*COMPLETE THE FOLLOWING:*
[1] According to the notebook on the model's performance statistics, how many samples does the sample test dataset contain in total?
[2] Extend the notebook on the model's performance statistics, picking up after its final code cell.

*SOURCE DOCUMENT:*
┌──

First we check all info that we can get from the API endpoint about the model.

In [42]:
model_info = get_model_info(headers)

### What does it tell you about the model performance? 

To answer this question we analized the different metrics given by the API about the model performance:

In [69]:
# extract statistics
statistics = model_info['enwiki']['models']['damaging']['statistics'].copy()

# split statistics into different subdomains
count_statistics = statistics.pop('counts')
confusion_matrix = count_statistics.pop('predictions')
rate_statistics = statistics.pop('rates')

First we look into overall count statistics. It seams that the sample test dataset consists of a total of 19332 samples. These samples consist of 18585 false and 747 true labeled data points.

In [83]:
# raw count statistics from the API
count_statistics

{'labels': {'false': 18585, 'true': 747}, 'n': 19332}

Then we look into the rate statistics. These statistics infrom us about the distribution of true and false labeled data points within the whole population and within the sample set.

In [85]:
# rate statistics from the API as data frame
pd.DataFrame(rate_statistics)

Unnamed: 0,population,sample
False,0.966,0.961
True,0.034,0.039


The performance statistcs also include all needed values for a confusion matrix (see below) but it is not clear how to interpret these values correctly (e.g. which is the true positiv value, etc.). In the following you see the confusion matrix values from the API and a interpretet version as data frame.

In [80]:
# raw confusion matrix values from the API
confusion_matrix

{'false': {'false': 17875, 'true': 710}, 'true': {'false': 318, 'true': 429}}

In [82]:
# interpreting API response and transform it to needed values 
true_positiv = confusion_matrix['true']['true']
false_positiv = confusion_matrix['false']['true']
true_negative = confusion_matrix['false']['false']
false_negative = confusion_matrix['true']['false']

# genreate data frame to visualize data
pd.DataFrame(
    data=[
        {'Positiv': true_positiv, 'Negative': false_positiv}, 
        {'Positiv': false_negative, 'Negative': true_negative}
    ], 
    index=['Positiv', 'Negative']
)

Unnamed: 0,Positiv,Negative
Positiv,429,710
Negative,318,17875


As a last step we look into the actual performance metrics.

In [86]:
data = []

for value in statistics.values():
    data.append(
        {
            'labels_false': value['labels']['false'], 
            'labels_true': value['labels']['true'], 
            'micro': value['macro'], 
            'macro':  value['micro']
        }
    )

In [87]:
print(f'For this model the following {len(statistics.keys())} different performance metrics with their respectie values are provided:')
pd.DataFrame(data=data, index=statistics.keys())

└──

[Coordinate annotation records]

┌──

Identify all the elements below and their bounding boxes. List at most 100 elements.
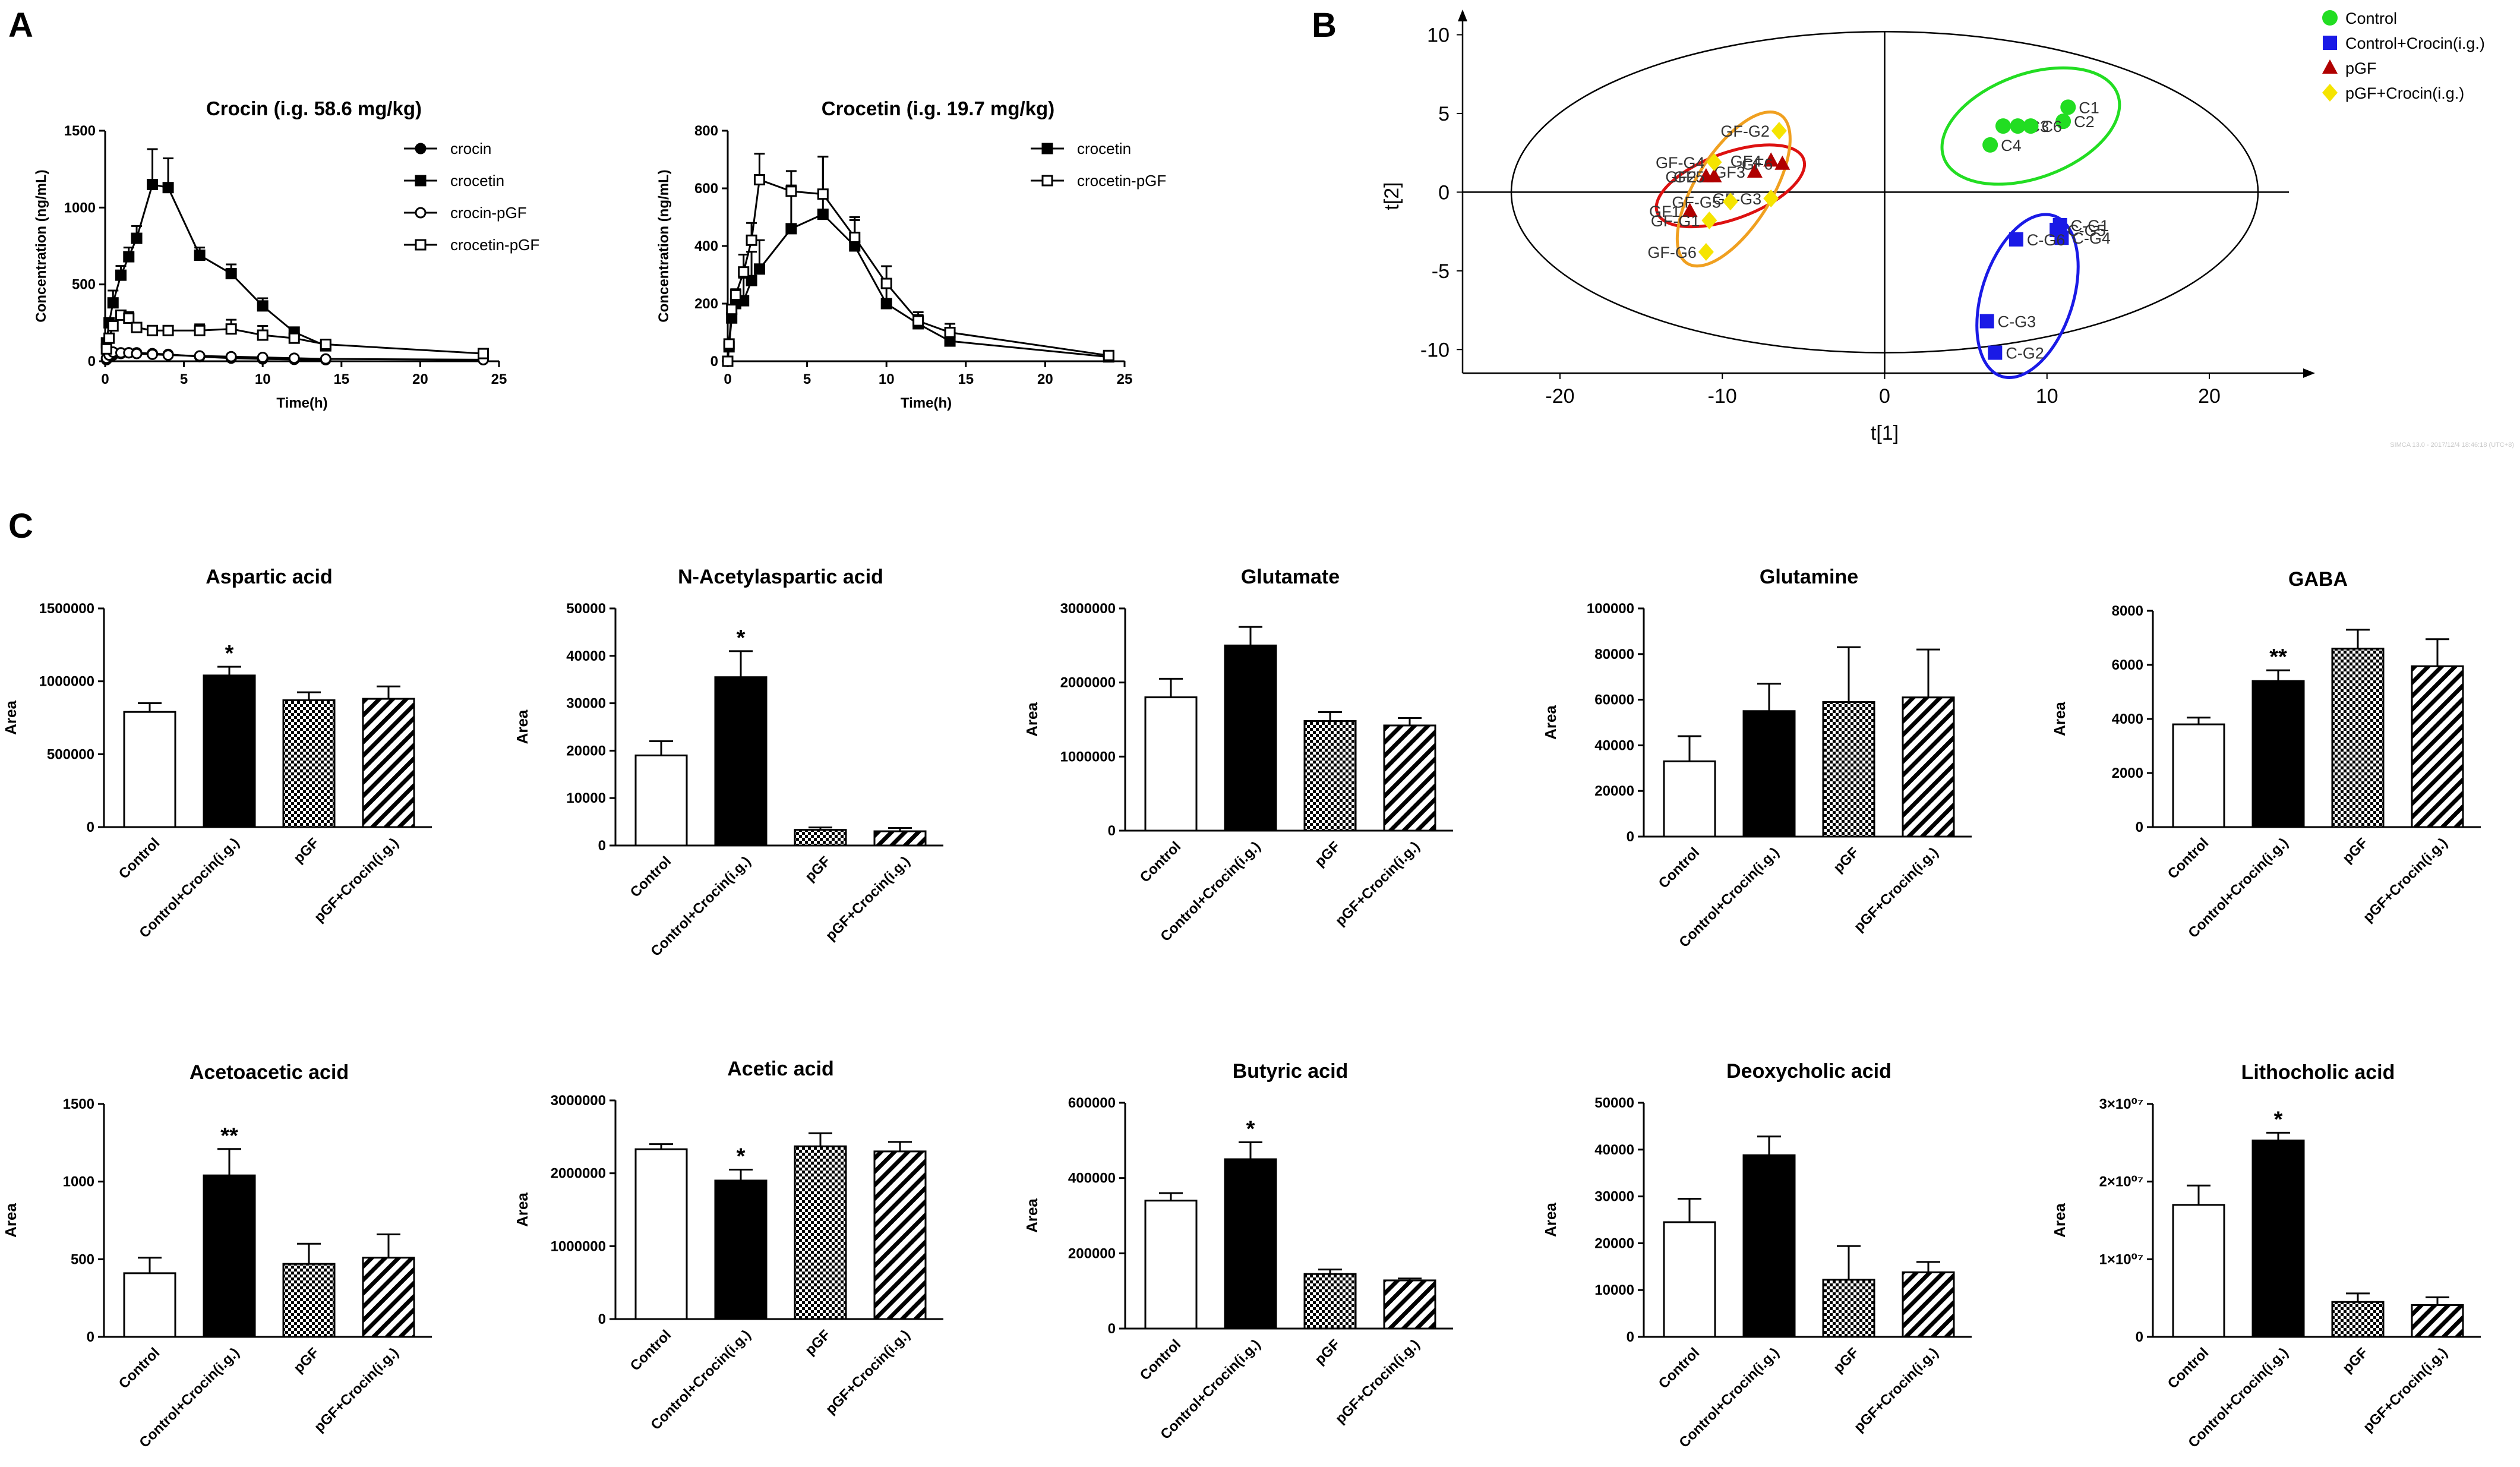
significance-marker: * xyxy=(2274,1107,2283,1132)
y-tick-label: 40000 xyxy=(1594,1142,1634,1158)
category-label: pGF+Crocin(i.g.) xyxy=(823,1327,914,1418)
series-line xyxy=(727,213,1109,362)
data-point xyxy=(320,353,331,365)
series-crocin-pGF xyxy=(100,346,489,365)
category-label: Control xyxy=(627,1327,674,1374)
point-label: C-G5 xyxy=(2067,222,2106,239)
y-tick-label: 1000000 xyxy=(39,674,94,690)
bar xyxy=(123,1272,176,1338)
series-crocetin-pGF xyxy=(722,153,1114,367)
bar xyxy=(1224,1158,1277,1330)
y-tick-label: 0 xyxy=(2136,1329,2143,1345)
chart-title: N-Acetylaspartic acid xyxy=(678,566,883,588)
simca-note: SIMCA 13.0 - 2017/12/4 18:46:18 (UTC+8) xyxy=(2390,441,2514,449)
significance-marker: * xyxy=(737,626,746,651)
bar xyxy=(2331,648,2385,828)
bar xyxy=(1902,696,1955,838)
x-axis-label: Time(h) xyxy=(276,395,327,411)
data-point xyxy=(817,209,829,220)
y-tick-label: 10000 xyxy=(1594,1282,1634,1298)
bar xyxy=(1742,1154,1796,1338)
data-point xyxy=(194,350,206,362)
y-tick-label: 20000 xyxy=(566,743,606,759)
point-label: GF4 xyxy=(1730,152,1762,170)
category-label: pGF xyxy=(290,835,322,866)
x-tick-label: 0 xyxy=(724,371,731,387)
y-tick-label: 0 xyxy=(1627,1329,1634,1345)
x-axis-arrow xyxy=(2303,368,2315,378)
data-point xyxy=(320,339,331,351)
x-tick-label: -20 xyxy=(1545,385,1574,408)
bar xyxy=(1383,1279,1436,1330)
category-label: pGF+Crocin(i.g.) xyxy=(311,1345,402,1436)
bar xyxy=(362,698,415,828)
data-point xyxy=(103,332,115,344)
category-label: pGF xyxy=(2339,1345,2371,1376)
legend-marker xyxy=(415,207,427,219)
legend-marker xyxy=(2322,59,2338,74)
legend-label: crocin-pGF xyxy=(450,204,527,222)
legend-label: crocetin-pGF xyxy=(450,236,539,254)
category-label: Control xyxy=(2165,835,2212,882)
y-axis-label: t[2] xyxy=(1381,182,1403,210)
y-tick-label: -10 xyxy=(1420,339,1450,361)
chart-title: GABA xyxy=(2288,568,2348,591)
data-point xyxy=(944,327,956,338)
bar xyxy=(1303,1273,1357,1330)
data-point xyxy=(100,343,112,355)
hotelling-ellipse xyxy=(1510,30,2259,354)
bar-charts: Aspartic acid050000010000001500000AreaCo… xyxy=(2,566,2481,1451)
legend-marker xyxy=(415,175,427,187)
chart-title: Acetoacetic acid xyxy=(190,1061,349,1084)
point-label: GF-G4 xyxy=(1656,154,1705,172)
legend-marker xyxy=(2322,84,2338,102)
data-point xyxy=(722,355,734,367)
bar xyxy=(714,676,768,847)
legend-label: pGF+Crocin(i.g.) xyxy=(2345,84,2464,102)
data-point xyxy=(225,268,237,280)
category-label: Control xyxy=(116,1345,163,1392)
x-tick-label: -10 xyxy=(1708,385,1737,408)
bar xyxy=(1902,1271,1955,1338)
data-point xyxy=(123,313,135,324)
point-label: GF6 xyxy=(1742,156,1773,173)
y-tick-label: 2×10⁰⁷ xyxy=(2099,1174,2143,1190)
y-tick-label: 100000 xyxy=(1587,601,1634,617)
category-label: pGF xyxy=(1312,838,1343,870)
category-label: pGF+Crocin(i.g.) xyxy=(1851,1345,1942,1436)
data-point xyxy=(1103,349,1114,361)
bar xyxy=(1663,1221,1716,1338)
y-tick-label: 0 xyxy=(88,354,96,370)
y-tick-label: 10 xyxy=(1427,24,1450,46)
data-point xyxy=(194,250,206,261)
category-label: pGF+Crocin(i.g.) xyxy=(1332,838,1423,929)
category-label: pGF+Crocin(i.g.) xyxy=(311,835,402,926)
score-point xyxy=(2023,118,2039,134)
bar xyxy=(2172,723,2225,828)
point-label: GF5 xyxy=(1673,168,1705,186)
point-label: C2 xyxy=(2074,113,2095,131)
legend-marker xyxy=(415,143,427,154)
bar-chart-lithocholic: Lithocholic acid 0 1×10⁰⁷ 2×10⁰⁷ 3×10⁰⁷ Area C… xyxy=(2051,1061,2481,1451)
data-point xyxy=(849,231,861,243)
bar xyxy=(1663,760,1716,838)
data-point xyxy=(880,277,892,289)
y-tick-label: 2000000 xyxy=(1060,675,1116,691)
chart-title: Lithocholic acid xyxy=(2241,1061,2395,1084)
data-point xyxy=(753,263,765,275)
y-tick-label: 3000000 xyxy=(1060,601,1116,617)
data-point xyxy=(738,266,750,278)
score-point xyxy=(1722,193,1738,211)
bar xyxy=(794,829,847,847)
data-point xyxy=(288,332,300,344)
chart-title: Deoxycholic acid xyxy=(1726,1060,1891,1083)
score-point xyxy=(1979,314,1994,329)
data-point xyxy=(162,349,174,361)
x-tick-label: 25 xyxy=(1117,371,1133,387)
legend-label: Control xyxy=(2345,10,2397,27)
bar xyxy=(1224,644,1277,832)
data-point xyxy=(730,289,741,301)
y-axis-label: Area xyxy=(513,1192,531,1227)
score-point xyxy=(2009,232,2023,247)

└──

*IN RESPONSE:*
[1] 19332 samples.

[2]
For this model the following 12 different performance metrics with their respectie values are provided:


Unnamed: 0,labels_false,labels_true,micro,macro
!f1,0.433,0.973,0.703,0.451
!precision,0.347,0.985,0.666,0.369
!recall,0.574,0.962,0.768,0.588
accuracy,0.949,0.949,0.949,0.949
f1,0.973,0.433,0.703,0.955
filter_rate,0.057,0.943,0.5,0.087
fpr,0.426,0.038,0.232,0.412
match_rate,0.943,0.057,0.5,0.913
pr_auc,0.997,0.448,0.722,0.978
precision,0.985,0.347,0.666,0.963


As you can see there are a lots of different measurements. The "micro" and "macro" columns describe two different algorithms how to calculate the average value, but we have no clue what the "label_false" and "lable_true" columns show us. Also some metrics are more clear than others. For example accuracy, precision, recall, f1, fpr (false positive rate) are well known metrics, but filter_rate, match_rate, pr_auc, roc_auc and all metrics with a "!" in front need some more inspection. "!" probably stands for "negative", e.g. negative precision which is an alias for negative predictive value (nvp).

Depending on the metrics inspected, the model works in some cases quite good and in other cases rather poor.

### What data was used to train and test the model?

To answer this question we looked into the [ORES documentation](https://www.mediawiki.org/wiki/ORES) and found the follwong:

> Advanced support
>
> Rather than assuming, we can ask editors to train ORES which edits are in-fact damaging and which edits look like they were saved in goodfaith. This requires additional work on the part of volunteers in the community, but it affords a more accurate and nuanced prediction with regards to the quality of an edit. Many tools will only function when advanced support is available for a target wiki.
> 
> damaging – predicts whether or not an edit causes damage
> 
> goodfaith – predicts whether an edit was saved in good-faith

This informs us that the used training data for the damaging model was manually labeld by editors / volunteers of the specific wiki community. 


We also checked the MetaWiki dokumentation about ORES and the [damaging model](https://meta.wikimedia.org/wiki/Objective_Revision_Evaluation_Service/damaging). There again is described that the model is trained on human  judgement with a reference to the [Wiki label](https://meta.wikimedia.org/wiki/Wiki_labels) project [Edit quality](https://en.wikipedia.org/wiki/Wikipedia:Labels/Edit_quality) (see below). 


> This model was trained on human judgement for whether or not an edit is damaging.


Therefore we checked the [Wiki labels documentation](https://meta.wikimedia.org/wiki/Wiki_labels). Wiki labels is a tool/service/gadget which is used by ORES to manage projects in which editors are invited to label data.

Afterwards we looked deeper into the already mentioned Wiki label project within the english Wikipedia: [Edit quality](https://en.wikipedia.org/wiki/Wikipedia:Labels/Edit_quality). There is written:

> We'll be using WP:Labels to review 6334 randomly sampled edits as "damaging" and/or "good-faith" in order to train classifiers for mw:ORES. 

### What machine learning algorithm is your model using?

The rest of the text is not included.